---- Dataset extract
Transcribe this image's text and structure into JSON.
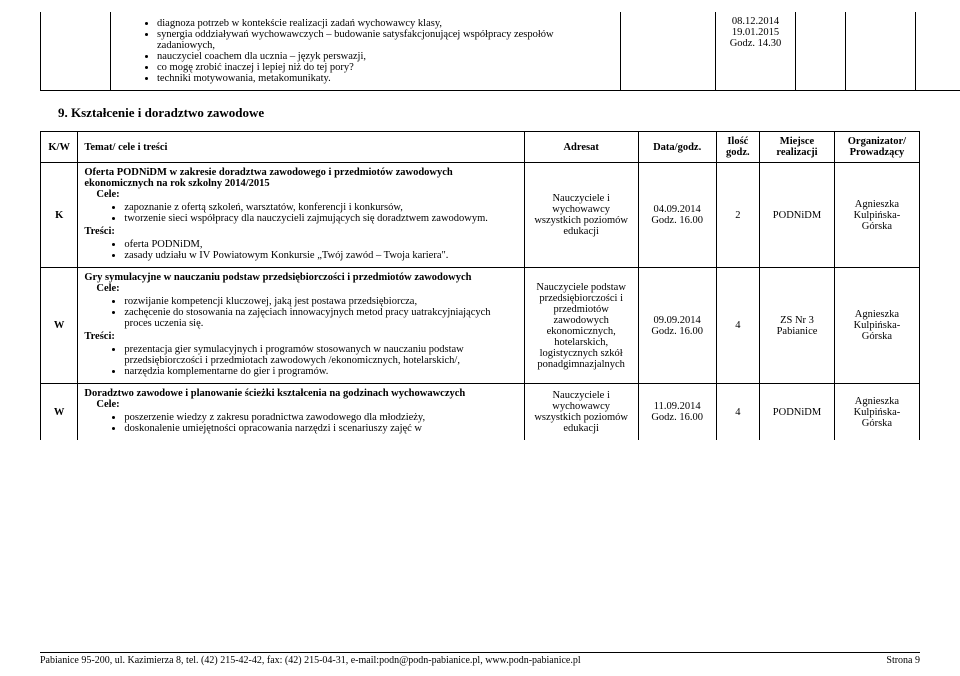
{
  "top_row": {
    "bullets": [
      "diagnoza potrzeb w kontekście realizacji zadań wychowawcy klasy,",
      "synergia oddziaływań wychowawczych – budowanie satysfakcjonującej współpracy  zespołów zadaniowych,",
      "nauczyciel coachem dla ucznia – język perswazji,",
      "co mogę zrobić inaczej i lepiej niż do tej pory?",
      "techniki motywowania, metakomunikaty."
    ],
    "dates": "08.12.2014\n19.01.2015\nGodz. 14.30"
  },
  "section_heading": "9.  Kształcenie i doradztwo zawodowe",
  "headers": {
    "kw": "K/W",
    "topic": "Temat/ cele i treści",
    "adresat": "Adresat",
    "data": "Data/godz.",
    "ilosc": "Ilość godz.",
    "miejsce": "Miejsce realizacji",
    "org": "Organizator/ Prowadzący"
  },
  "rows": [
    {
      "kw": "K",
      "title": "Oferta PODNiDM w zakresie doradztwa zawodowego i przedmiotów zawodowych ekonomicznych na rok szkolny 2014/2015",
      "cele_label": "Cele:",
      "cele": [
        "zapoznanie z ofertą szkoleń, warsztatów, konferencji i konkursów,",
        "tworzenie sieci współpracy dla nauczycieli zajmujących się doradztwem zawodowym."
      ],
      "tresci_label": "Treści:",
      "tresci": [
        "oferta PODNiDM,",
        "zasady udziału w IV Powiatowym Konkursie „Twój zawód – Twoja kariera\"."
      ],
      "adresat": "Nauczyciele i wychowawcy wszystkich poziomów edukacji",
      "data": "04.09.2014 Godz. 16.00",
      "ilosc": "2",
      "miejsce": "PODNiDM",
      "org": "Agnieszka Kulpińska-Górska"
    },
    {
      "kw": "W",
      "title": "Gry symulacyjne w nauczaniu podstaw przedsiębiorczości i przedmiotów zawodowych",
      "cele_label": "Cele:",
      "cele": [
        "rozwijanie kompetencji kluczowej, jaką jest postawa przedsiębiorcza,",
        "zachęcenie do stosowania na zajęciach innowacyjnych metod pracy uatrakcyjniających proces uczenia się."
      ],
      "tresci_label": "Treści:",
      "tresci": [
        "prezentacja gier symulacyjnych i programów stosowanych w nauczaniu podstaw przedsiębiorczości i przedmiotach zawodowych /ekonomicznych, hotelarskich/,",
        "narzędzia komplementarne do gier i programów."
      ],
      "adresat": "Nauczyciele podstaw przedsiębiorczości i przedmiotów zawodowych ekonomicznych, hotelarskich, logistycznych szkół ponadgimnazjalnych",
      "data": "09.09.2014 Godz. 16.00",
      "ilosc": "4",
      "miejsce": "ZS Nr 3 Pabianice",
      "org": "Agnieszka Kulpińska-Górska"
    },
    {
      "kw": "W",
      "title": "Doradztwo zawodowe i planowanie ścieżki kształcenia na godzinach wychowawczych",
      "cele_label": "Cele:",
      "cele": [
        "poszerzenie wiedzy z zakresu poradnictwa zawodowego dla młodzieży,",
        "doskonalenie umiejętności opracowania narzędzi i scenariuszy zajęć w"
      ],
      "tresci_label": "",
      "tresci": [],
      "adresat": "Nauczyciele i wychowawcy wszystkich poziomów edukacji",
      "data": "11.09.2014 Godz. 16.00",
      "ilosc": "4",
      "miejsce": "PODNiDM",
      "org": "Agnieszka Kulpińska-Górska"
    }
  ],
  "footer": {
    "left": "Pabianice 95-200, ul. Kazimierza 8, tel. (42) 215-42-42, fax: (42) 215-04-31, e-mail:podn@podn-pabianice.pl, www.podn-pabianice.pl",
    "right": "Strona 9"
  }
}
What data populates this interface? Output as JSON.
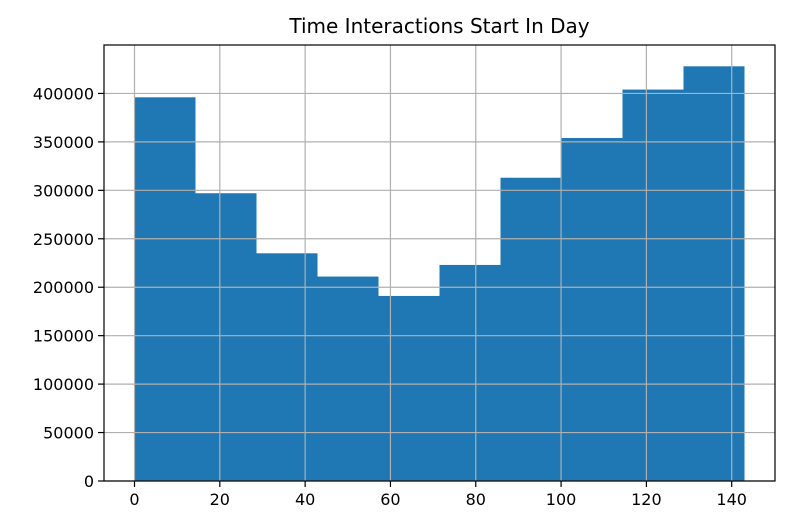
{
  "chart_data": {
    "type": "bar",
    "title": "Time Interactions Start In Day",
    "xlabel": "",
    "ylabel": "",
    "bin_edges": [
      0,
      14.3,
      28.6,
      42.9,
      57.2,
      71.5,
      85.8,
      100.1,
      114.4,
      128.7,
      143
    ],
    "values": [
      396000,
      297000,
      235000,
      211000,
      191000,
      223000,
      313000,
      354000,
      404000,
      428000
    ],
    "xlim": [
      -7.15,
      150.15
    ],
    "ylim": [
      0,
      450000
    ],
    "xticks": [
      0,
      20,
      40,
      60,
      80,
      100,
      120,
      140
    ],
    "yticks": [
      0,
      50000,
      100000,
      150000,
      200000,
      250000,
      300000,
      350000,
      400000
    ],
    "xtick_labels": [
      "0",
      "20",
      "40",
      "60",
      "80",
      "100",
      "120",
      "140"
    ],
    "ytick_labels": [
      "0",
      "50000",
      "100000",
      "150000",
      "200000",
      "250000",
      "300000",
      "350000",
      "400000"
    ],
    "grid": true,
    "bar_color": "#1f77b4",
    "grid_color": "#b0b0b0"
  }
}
--------
**Your task**.
Quote the entries above word for word. Leave the images out.

**Task output**.
Transcribe this image's text and structure into JSON.
{
  "top_row": {
    "bullets": [
      "diagnoza potrzeb w kontekście realizacji zadań wychowawcy klasy,",
      "synergia oddziaływań wychowawczych – budowanie satysfakcjonującej współpracy  zespołów zadaniowych,",
      "nauczyciel coachem dla ucznia – język perswazji,",
      "co mogę zrobić inaczej i lepiej niż do tej pory?",
      "techniki motywowania, metakomunikaty."
    ],
    "dates": "08.12.2014\n19.01.2015\nGodz. 14.30"
  },
  "section_heading": "9.  Kształcenie i doradztwo zawodowe",
  "headers": {
    "kw": "K/W",
    "topic": "Temat/ cele i treści",
    "adresat": "Adresat",
    "data": "Data/godz.",
    "ilosc": "Ilość godz.",
    "miejsce": "Miejsce realizacji",
    "org": "Organizator/ Prowadzący"
  },
  "rows": [
    {
      "kw": "K",
      "title": "Oferta PODNiDM w zakresie doradztwa zawodowego i przedmiotów zawodowych ekonomicznych na rok szkolny 2014/2015",
      "cele_label": "Cele:",
      "cele": [
        "zapoznanie z ofertą szkoleń, warsztatów, konferencji i konkursów,",
        "tworzenie sieci współpracy dla nauczycieli zajmujących się doradztwem zawodowym."
      ],
      "tresci_label": "Treści:",
      "tresci": [
        "oferta PODNiDM,",
        "zasady udziału w IV Powiatowym Konkursie „Twój zawód – Twoja kariera\"."
      ],
      "adresat": "Nauczyciele i wychowawcy wszystkich poziomów edukacji",
      "data": "04.09.2014 Godz. 16.00",
      "ilosc": "2",
      "miejsce": "PODNiDM",
      "org": "Agnieszka Kulpińska-Górska"
    },
    {
      "kw": "W",
      "title": "Gry symulacyjne w nauczaniu podstaw przedsiębiorczości i przedmiotów zawodowych",
      "cele_label": "Cele:",
      "cele": [
        "rozwijanie kompetencji kluczowej, jaką jest postawa przedsiębiorcza,",
        "zachęcenie do stosowania na zajęciach innowacyjnych metod pracy uatrakcyjniających proces uczenia się."
      ],
      "tresci_label": "Treści:",
      "tresci": [
        "prezentacja gier symulacyjnych i programów stosowanych w nauczaniu podstaw przedsiębiorczości i przedmiotach zawodowych /ekonomicznych, hotelarskich/,",
        "narzędzia komplementarne do gier i programów."
      ],
      "adresat": "Nauczyciele podstaw przedsiębiorczości i przedmiotów zawodowych ekonomicznych, hotelarskich, logistycznych szkół ponadgimnazjalnych",
      "data": "09.09.2014 Godz. 16.00",
      "ilosc": "4",
      "miejsce": "ZS Nr 3 Pabianice",
      "org": "Agnieszka Kulpińska-Górska"
    },
    {
      "kw": "W",
      "title": "Doradztwo zawodowe i planowanie ścieżki kształcenia na godzinach wychowawczych",
      "cele_label": "Cele:",
      "cele": [
        "poszerzenie wiedzy z zakresu poradnictwa zawodowego dla młodzieży,",
        "doskonalenie umiejętności opracowania narzędzi i scenariuszy zajęć w"
      ],
      "tresci_label": "",
      "tresci": [],
      "adresat": "Nauczyciele i wychowawcy wszystkich poziomów edukacji",
      "data": "11.09.2014 Godz. 16.00",
      "ilosc": "4",
      "miejsce": "PODNiDM",
      "org": "Agnieszka Kulpińska-Górska"
    }
  ],
  "footer": {
    "left": "Pabianice 95-200, ul. Kazimierza 8, tel. (42) 215-42-42, fax: (42) 215-04-31, e-mail:podn@podn-pabianice.pl, www.podn-pabianice.pl",
    "right": "Strona 9"
  }
}
What data populates this interface? Output as JSON.
{
  "chart_data": {
    "type": "bar",
    "title": "Time Interactions Start In Day",
    "xlabel": "",
    "ylabel": "",
    "bin_edges": [
      0,
      14.3,
      28.6,
      42.9,
      57.2,
      71.5,
      85.8,
      100.1,
      114.4,
      128.7,
      143
    ],
    "values": [
      396000,
      297000,
      235000,
      211000,
      191000,
      223000,
      313000,
      354000,
      404000,
      428000
    ],
    "xlim": [
      -7.15,
      150.15
    ],
    "ylim": [
      0,
      450000
    ],
    "xticks": [
      0,
      20,
      40,
      60,
      80,
      100,
      120,
      140
    ],
    "yticks": [
      0,
      50000,
      100000,
      150000,
      200000,
      250000,
      300000,
      350000,
      400000
    ],
    "xtick_labels": [
      "0",
      "20",
      "40",
      "60",
      "80",
      "100",
      "120",
      "140"
    ],
    "ytick_labels": [
      "0",
      "50000",
      "100000",
      "150000",
      "200000",
      "250000",
      "300000",
      "350000",
      "400000"
    ],
    "grid": true,
    "bar_color": "#1f77b4",
    "grid_color": "#b0b0b0"
  }
}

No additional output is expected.